**PASSAGE GIVEN**
▬▬▬
Speaking at the Lord Mayor’s Trade and Industry dinner at Mansion House tonight, Javid said that the government will tomorrow invite private sector investors to register their interest in the bank, which specialises in investments in green energy projects.

“The Green Investment Bank is a world first, and it is a sign of its success that the idea is being copied globally,” Javid said tonight. “Having proven the business model works, we now want it to make an even greater impact.”

Javid first announced plans to bring private capital into the GIB at the bank’s annual review event in London last June. At the time, he said that a privatised bank would “still be green, still be profitable, still be a market-leader in financing environmentally sound infrastructure, but free from limitations on where it can borrow money and EU regulations on state aid, the bank will be able to access a much greater volume of capital.”

The GIB was first set up under the coalition government in 2012. Since then, the bank has helped to mobilise a total of £10.6bn of investment into nearly 70 projects. Sectors covered have included offshore wind, energy efficiency and waste and bio energy.

Green Investment Bank chief executive Shaun Kingsbury told City PM that it is the “perfect time” for the bank to start tapping the capital markets, saying: “Having seen what has been happening in the green market post the agreement that was signed in Paris, it is a great time to raise capital.”

Kingsbury brushed off concerns about market volatility, saying investors were more likely to flock to infrastructure propositions in times of market uncertainty.

“Infrastructure returns are very safe, very stable,” Kingsbury said, adding he expected investors would “try to find somewhere where they can put capital which is not correlated” to short-term market movements.
▬▬▬
(Extracted data entries)
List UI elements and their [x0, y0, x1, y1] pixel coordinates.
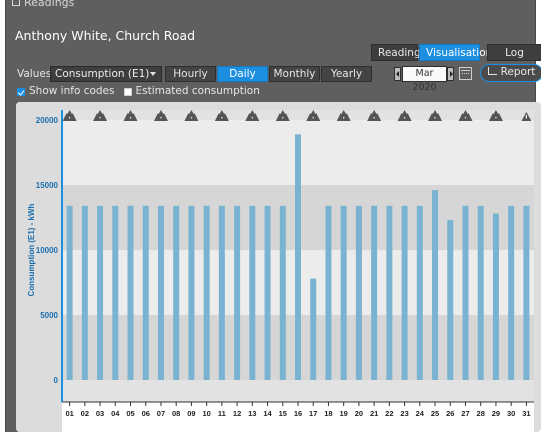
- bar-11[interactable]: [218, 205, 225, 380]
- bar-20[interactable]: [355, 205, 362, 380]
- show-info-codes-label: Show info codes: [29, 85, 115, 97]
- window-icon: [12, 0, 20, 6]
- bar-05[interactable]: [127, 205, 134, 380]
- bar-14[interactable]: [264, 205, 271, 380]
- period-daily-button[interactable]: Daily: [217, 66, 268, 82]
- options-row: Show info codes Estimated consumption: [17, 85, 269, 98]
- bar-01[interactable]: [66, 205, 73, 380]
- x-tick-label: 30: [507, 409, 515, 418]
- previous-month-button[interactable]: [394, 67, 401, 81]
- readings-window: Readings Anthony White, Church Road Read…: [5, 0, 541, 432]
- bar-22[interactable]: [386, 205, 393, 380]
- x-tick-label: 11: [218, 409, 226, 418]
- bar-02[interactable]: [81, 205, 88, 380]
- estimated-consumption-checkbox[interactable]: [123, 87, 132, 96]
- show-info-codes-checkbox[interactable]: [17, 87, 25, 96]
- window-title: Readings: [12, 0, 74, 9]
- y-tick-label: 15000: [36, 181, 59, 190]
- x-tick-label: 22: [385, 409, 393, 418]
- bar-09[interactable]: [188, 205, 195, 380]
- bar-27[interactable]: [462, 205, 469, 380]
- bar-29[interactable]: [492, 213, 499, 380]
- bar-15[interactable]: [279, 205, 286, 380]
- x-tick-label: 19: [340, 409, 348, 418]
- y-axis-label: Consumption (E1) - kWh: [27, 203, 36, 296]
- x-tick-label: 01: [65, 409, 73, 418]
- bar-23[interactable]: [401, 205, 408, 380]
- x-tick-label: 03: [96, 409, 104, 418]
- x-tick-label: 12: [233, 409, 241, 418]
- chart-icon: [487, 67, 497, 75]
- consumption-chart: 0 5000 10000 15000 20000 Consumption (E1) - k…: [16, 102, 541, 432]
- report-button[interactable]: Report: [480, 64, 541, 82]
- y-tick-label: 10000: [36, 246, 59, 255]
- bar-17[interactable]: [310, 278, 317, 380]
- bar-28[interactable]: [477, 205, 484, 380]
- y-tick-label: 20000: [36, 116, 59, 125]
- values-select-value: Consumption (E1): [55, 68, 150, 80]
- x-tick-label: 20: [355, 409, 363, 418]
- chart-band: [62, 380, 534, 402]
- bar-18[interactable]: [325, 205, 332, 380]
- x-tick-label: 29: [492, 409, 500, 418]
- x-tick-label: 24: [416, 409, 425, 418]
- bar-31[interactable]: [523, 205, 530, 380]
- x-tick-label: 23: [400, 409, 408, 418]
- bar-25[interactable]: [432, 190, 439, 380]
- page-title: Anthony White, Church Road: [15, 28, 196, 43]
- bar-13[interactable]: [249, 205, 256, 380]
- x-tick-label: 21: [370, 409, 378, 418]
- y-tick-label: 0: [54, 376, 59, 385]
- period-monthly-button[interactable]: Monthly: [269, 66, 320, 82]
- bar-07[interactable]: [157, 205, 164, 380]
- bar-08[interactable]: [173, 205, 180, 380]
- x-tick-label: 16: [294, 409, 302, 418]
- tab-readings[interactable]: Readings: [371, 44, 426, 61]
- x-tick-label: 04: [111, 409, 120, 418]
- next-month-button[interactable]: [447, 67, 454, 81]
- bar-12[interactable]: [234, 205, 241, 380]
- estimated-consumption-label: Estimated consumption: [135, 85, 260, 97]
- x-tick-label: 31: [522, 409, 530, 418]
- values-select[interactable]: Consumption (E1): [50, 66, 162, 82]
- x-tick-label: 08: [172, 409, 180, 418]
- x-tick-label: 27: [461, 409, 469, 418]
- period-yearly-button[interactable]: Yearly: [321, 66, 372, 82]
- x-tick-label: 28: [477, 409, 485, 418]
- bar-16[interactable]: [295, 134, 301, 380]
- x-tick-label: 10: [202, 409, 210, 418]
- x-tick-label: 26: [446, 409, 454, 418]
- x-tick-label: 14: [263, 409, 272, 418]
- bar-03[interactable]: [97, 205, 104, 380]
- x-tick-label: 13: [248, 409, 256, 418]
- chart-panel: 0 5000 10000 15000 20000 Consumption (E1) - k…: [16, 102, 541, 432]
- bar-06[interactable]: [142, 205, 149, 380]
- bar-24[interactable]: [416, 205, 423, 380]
▬▬▬
**WHAT THE TASK REQUIRES**
Reproduce the passage from the Green Investment Bank article above, copying it word for word between "The GIB was" and "and bio energy.", inclusive.

**RESULT BELOW**
The GIB was first set up under the coalition government in 2012. Since then, the bank has helped to mobilise a total of £10.6bn of investment into nearly 70 projects. Sectors covered have included offshore wind, energy efficiency and waste and bio energy.